Set exercise: Copy out all lines in the data below containing the string "style".

BEGIN The records

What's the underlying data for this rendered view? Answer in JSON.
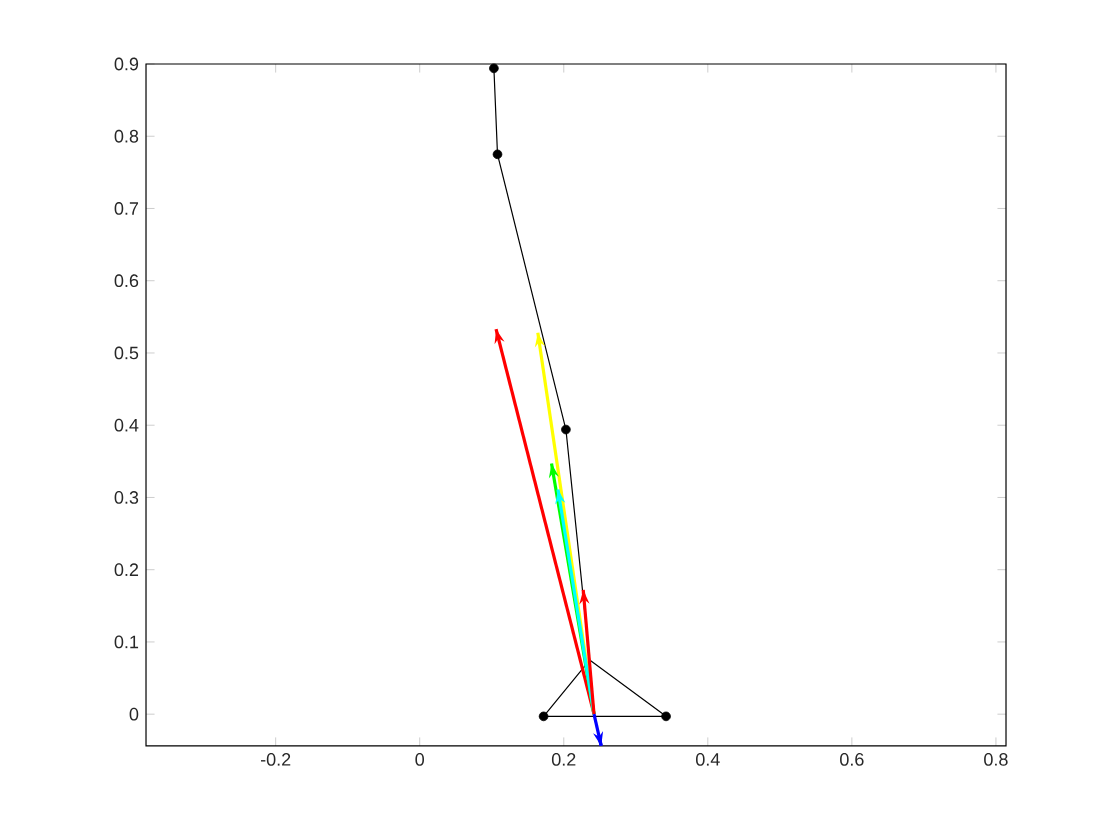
{
  "chart_data": {
    "type": "line",
    "xlim": [
      -0.38,
      0.814
    ],
    "ylim": [
      -0.044,
      0.9
    ],
    "xticks": [
      -0.2,
      0,
      0.2,
      0.4,
      0.6,
      0.8
    ],
    "yticks": [
      0,
      0.1,
      0.2,
      0.3,
      0.4,
      0.5,
      0.6,
      0.7,
      0.8,
      0.9
    ],
    "grid": false,
    "series": [
      {
        "color": "#000000",
        "x": [
          0.103,
          0.108,
          0.203,
          0.236,
          0.172,
          0.342,
          0.236
        ],
        "values": [
          0.894,
          0.775,
          0.394,
          0.075,
          -0.003,
          -0.003,
          0.075
        ]
      },
      {
        "type": "scatter",
        "color": "#000000",
        "x": [
          0.103,
          0.108,
          0.203,
          0.172,
          0.342
        ],
        "values": [
          0.894,
          0.775,
          0.394,
          -0.003,
          -0.003
        ]
      },
      {
        "color": "#ff0000",
        "x": [
          0.242,
          0.106
        ],
        "values": [
          0.0,
          0.533
        ]
      },
      {
        "color": "#ffff00",
        "x": [
          0.242,
          0.164
        ],
        "values": [
          0.0,
          0.528
        ]
      },
      {
        "color": "#00ff00",
        "x": [
          0.242,
          0.183
        ],
        "values": [
          0.0,
          0.347
        ]
      },
      {
        "color": "#00ffff",
        "x": [
          0.242,
          0.192
        ],
        "values": [
          0.0,
          0.311
        ]
      },
      {
        "color": "#ff0000",
        "x": [
          0.242,
          0.227
        ],
        "values": [
          0.0,
          0.172
        ]
      },
      {
        "color": "#0000ff",
        "x": [
          0.242,
          0.252
        ],
        "values": [
          0.0,
          -0.044
        ]
      }
    ]
  }
}
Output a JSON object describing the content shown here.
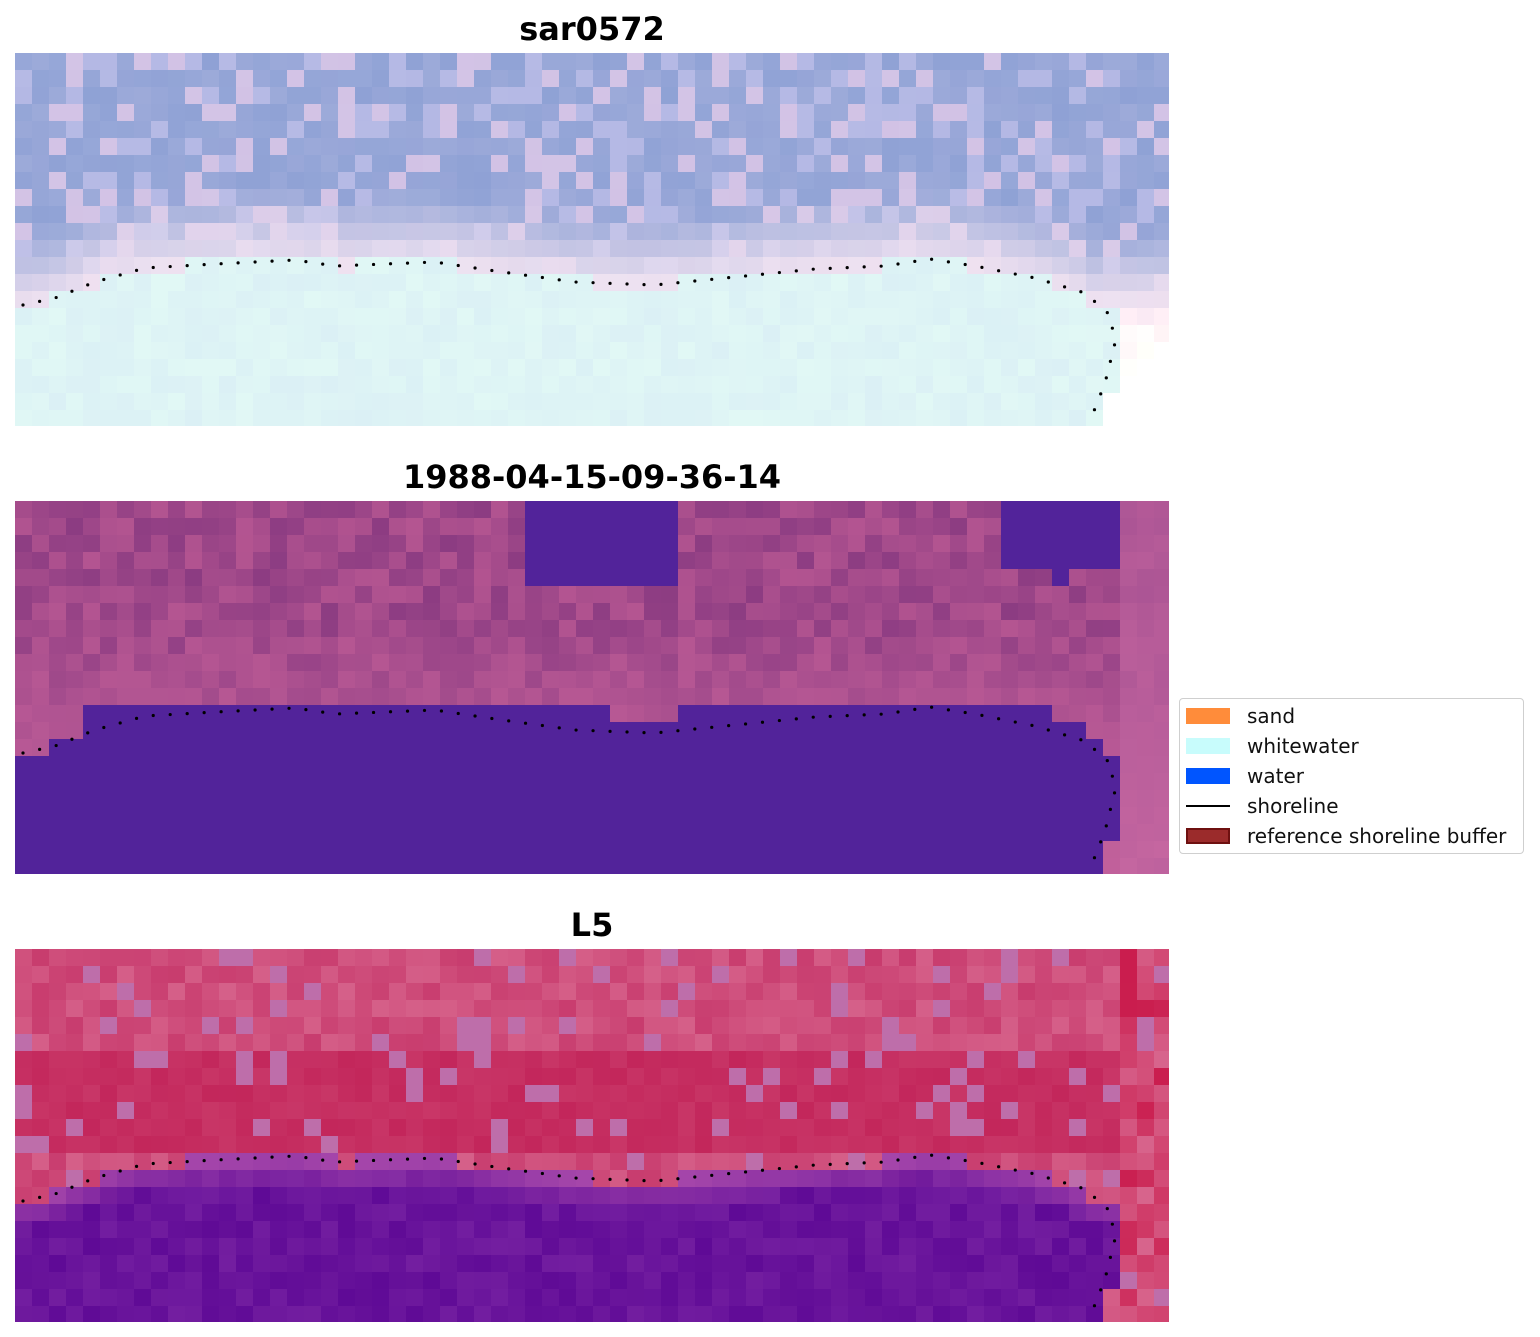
{
  "panels": [
    {
      "title": "sar0572",
      "style": "sar"
    },
    {
      "title": "1988-04-15-09-36-14",
      "style": "classified"
    },
    {
      "title": "L5",
      "style": "l5"
    }
  ],
  "legend": {
    "items": [
      {
        "label": "sand",
        "color": "#ff8c3a"
      },
      {
        "label": "whitewater",
        "color": "#c8fcfc"
      },
      {
        "label": "water",
        "color": "#0055ff"
      },
      {
        "label": "shoreline",
        "color": "#000000",
        "kind": "line"
      },
      {
        "label": "reference shoreline buffer",
        "color": "#9b2b2b",
        "edge": "#6e1010"
      }
    ]
  },
  "colors": {
    "classified_water": "#52239a",
    "shoreline_dots": "#000000"
  }
}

END The records

The response:
      "style": "sar"
      "style": "classified"
      "style": "l5"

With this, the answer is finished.